The exercise: How many lines in the entries below contain "rights"? Answer with the number only.
====== Information given
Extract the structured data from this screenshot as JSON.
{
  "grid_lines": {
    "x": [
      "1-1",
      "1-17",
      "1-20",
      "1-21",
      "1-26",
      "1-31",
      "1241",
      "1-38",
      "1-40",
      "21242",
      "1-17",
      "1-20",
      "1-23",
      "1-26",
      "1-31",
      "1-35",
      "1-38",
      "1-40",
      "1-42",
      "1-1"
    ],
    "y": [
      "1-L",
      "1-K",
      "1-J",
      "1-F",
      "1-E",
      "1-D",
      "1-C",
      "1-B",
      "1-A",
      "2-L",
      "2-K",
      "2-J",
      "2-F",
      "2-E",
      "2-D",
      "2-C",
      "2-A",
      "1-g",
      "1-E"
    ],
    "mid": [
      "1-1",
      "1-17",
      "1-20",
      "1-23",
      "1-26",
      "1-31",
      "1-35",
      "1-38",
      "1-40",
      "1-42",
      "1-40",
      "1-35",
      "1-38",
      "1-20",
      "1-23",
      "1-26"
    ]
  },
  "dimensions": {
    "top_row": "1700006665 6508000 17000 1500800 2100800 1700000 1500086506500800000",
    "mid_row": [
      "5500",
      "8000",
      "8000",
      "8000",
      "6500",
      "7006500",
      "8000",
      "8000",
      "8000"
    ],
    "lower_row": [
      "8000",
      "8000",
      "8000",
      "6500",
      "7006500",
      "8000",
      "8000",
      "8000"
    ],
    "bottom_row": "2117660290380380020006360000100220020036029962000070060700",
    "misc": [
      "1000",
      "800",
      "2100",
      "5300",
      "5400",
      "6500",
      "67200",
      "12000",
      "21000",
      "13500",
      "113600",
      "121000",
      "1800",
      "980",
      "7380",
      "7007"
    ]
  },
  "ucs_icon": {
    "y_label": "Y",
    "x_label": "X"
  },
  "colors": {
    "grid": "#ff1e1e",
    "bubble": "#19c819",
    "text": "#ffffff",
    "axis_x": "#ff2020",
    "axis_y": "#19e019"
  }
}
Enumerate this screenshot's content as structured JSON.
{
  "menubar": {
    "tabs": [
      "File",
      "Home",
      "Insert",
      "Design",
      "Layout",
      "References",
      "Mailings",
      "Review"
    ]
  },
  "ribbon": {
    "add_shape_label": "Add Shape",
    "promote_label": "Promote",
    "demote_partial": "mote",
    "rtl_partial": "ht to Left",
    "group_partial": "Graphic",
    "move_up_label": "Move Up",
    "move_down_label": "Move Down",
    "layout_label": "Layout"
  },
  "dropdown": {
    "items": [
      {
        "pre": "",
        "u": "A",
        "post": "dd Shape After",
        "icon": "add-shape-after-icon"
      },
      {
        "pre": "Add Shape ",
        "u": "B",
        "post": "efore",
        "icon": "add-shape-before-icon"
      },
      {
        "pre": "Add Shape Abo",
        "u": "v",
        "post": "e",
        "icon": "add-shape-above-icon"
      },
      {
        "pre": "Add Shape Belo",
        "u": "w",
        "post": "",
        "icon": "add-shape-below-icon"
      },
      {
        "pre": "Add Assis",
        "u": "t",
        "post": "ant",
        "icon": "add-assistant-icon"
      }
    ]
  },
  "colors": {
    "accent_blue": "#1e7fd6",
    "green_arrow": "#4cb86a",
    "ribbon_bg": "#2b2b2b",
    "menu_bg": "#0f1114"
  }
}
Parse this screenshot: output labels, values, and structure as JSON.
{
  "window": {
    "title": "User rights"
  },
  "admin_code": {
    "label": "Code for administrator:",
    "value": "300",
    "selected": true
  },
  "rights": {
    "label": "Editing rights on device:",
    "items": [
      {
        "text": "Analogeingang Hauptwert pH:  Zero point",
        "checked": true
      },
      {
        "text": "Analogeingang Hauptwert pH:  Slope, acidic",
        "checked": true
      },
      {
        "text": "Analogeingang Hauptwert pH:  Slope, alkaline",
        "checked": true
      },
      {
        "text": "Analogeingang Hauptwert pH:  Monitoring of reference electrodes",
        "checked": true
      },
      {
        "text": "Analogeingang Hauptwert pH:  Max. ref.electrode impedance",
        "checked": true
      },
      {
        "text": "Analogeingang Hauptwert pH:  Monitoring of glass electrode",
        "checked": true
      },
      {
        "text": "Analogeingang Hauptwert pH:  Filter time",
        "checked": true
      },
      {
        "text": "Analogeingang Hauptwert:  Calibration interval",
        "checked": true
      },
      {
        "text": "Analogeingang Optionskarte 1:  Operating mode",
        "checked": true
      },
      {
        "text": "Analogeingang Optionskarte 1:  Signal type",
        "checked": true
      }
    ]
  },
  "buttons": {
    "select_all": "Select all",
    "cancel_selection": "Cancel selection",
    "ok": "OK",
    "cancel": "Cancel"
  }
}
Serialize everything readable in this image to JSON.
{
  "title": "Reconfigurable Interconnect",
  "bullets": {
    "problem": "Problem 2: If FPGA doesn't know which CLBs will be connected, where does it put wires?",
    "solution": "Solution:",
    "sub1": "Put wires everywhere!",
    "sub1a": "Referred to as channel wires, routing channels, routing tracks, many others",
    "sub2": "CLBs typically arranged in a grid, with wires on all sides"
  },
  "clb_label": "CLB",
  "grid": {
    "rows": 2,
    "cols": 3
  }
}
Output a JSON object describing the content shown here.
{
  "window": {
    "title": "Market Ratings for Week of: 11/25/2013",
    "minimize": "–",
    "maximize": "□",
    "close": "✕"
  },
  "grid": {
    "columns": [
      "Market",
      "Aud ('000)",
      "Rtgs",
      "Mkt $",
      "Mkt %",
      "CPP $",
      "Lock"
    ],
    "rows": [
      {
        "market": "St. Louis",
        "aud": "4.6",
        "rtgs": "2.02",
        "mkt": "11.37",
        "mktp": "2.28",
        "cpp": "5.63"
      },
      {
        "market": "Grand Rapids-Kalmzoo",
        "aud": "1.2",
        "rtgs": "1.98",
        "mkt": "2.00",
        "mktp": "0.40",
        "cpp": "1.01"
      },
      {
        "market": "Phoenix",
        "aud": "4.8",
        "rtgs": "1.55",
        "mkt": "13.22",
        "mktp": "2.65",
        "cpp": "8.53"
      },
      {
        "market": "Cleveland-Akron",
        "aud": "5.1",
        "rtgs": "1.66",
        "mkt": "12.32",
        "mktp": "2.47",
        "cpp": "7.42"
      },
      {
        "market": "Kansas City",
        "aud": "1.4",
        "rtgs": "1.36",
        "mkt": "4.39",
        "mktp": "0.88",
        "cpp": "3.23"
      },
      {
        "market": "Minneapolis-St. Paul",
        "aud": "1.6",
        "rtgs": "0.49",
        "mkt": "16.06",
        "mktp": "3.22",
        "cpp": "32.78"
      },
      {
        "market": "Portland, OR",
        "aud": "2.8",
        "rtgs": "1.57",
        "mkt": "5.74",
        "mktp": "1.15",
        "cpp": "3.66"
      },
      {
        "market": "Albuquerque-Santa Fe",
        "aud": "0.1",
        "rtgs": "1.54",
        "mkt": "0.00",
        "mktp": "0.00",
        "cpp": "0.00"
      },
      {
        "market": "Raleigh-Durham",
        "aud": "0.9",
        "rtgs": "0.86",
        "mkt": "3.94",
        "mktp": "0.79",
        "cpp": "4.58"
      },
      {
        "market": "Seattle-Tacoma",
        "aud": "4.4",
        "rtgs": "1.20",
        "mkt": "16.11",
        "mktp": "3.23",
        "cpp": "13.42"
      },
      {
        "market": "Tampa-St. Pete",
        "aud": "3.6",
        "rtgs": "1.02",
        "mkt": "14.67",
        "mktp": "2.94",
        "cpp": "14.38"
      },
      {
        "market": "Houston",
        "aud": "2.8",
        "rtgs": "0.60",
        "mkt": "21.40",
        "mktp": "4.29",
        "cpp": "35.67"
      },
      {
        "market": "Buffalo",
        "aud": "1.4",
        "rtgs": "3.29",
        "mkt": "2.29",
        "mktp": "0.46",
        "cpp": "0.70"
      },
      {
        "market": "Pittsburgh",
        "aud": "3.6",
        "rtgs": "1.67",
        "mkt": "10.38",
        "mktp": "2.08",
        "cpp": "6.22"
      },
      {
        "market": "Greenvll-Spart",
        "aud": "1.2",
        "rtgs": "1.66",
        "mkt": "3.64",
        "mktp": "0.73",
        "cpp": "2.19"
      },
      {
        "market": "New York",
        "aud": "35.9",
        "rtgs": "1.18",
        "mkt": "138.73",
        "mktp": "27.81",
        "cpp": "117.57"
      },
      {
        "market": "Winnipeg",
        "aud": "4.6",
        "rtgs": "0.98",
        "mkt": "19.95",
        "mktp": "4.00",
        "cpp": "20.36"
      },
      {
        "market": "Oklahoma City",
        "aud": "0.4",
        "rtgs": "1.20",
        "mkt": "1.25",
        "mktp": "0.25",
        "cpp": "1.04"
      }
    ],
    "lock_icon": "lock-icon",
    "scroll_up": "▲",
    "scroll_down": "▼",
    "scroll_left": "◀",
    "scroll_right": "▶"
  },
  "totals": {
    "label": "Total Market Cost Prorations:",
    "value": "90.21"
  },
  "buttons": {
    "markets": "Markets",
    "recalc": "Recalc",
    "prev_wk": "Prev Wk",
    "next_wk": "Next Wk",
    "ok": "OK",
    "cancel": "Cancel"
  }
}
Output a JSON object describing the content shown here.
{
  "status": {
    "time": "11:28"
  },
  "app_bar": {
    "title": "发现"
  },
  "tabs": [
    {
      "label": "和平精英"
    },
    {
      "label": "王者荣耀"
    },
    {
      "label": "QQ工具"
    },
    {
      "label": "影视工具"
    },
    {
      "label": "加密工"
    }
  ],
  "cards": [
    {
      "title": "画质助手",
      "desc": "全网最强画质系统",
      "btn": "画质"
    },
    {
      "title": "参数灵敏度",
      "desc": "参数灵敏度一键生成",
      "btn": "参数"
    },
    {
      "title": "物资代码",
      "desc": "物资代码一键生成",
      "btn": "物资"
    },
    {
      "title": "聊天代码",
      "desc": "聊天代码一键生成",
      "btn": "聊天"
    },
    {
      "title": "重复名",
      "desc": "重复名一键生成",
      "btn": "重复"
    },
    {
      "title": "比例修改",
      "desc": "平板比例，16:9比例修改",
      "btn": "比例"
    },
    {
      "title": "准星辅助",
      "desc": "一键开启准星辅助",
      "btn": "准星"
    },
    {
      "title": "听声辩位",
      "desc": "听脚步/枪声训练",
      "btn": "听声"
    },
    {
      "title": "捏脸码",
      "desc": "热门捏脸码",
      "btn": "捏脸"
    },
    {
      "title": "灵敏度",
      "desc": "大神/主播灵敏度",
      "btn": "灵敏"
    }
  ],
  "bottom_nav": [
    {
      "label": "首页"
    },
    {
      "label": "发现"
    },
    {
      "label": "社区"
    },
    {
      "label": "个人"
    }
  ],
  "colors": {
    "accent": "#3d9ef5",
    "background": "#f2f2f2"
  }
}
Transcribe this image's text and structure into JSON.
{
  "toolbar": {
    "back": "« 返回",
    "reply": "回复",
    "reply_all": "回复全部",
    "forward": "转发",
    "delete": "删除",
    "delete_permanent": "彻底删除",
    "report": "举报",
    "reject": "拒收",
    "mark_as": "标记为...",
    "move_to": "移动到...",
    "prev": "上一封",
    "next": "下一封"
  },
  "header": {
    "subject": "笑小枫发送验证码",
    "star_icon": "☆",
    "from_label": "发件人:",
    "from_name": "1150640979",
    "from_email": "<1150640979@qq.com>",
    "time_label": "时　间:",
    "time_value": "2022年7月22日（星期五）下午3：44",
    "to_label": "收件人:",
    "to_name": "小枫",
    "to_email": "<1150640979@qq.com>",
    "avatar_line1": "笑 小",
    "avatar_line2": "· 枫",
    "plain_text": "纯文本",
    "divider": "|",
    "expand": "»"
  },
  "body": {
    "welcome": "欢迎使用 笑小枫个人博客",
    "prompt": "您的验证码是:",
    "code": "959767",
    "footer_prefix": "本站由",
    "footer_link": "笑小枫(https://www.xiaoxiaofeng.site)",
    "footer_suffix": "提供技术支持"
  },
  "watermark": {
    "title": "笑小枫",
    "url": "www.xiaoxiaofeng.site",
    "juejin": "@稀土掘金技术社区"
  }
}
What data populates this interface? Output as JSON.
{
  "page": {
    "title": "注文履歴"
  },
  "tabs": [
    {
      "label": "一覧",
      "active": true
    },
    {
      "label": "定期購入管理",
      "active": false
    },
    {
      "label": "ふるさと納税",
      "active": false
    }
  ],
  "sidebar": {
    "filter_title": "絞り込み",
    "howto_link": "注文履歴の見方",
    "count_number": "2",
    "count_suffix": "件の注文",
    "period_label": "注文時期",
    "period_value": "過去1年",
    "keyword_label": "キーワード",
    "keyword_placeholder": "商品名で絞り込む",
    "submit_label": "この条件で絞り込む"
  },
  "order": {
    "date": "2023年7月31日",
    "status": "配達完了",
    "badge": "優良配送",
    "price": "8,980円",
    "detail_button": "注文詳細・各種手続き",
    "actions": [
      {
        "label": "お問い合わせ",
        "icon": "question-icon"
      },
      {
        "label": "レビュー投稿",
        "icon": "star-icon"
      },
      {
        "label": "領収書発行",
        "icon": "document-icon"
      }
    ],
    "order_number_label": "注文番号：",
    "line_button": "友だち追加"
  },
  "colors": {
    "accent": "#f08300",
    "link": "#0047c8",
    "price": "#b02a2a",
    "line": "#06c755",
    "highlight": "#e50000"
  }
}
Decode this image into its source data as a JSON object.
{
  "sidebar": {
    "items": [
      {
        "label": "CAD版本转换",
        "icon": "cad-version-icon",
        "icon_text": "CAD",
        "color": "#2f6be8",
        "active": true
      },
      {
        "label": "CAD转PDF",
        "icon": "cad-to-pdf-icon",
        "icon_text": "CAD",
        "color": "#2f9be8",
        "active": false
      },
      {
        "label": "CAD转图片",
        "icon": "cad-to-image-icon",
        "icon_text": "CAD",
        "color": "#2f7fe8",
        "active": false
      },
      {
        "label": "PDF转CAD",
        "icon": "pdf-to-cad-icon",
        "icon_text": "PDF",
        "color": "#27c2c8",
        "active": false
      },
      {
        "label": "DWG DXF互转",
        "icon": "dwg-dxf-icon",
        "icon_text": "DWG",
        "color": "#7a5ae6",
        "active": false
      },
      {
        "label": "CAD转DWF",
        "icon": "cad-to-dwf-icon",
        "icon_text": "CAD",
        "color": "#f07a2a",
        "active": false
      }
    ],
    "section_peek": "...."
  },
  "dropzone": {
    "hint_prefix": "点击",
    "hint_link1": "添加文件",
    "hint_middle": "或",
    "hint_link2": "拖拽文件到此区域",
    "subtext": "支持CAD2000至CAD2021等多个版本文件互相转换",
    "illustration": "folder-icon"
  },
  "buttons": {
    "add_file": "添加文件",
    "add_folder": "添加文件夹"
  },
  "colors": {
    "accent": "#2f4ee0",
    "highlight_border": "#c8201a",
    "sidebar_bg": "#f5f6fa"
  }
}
============
Solution for this problem: 3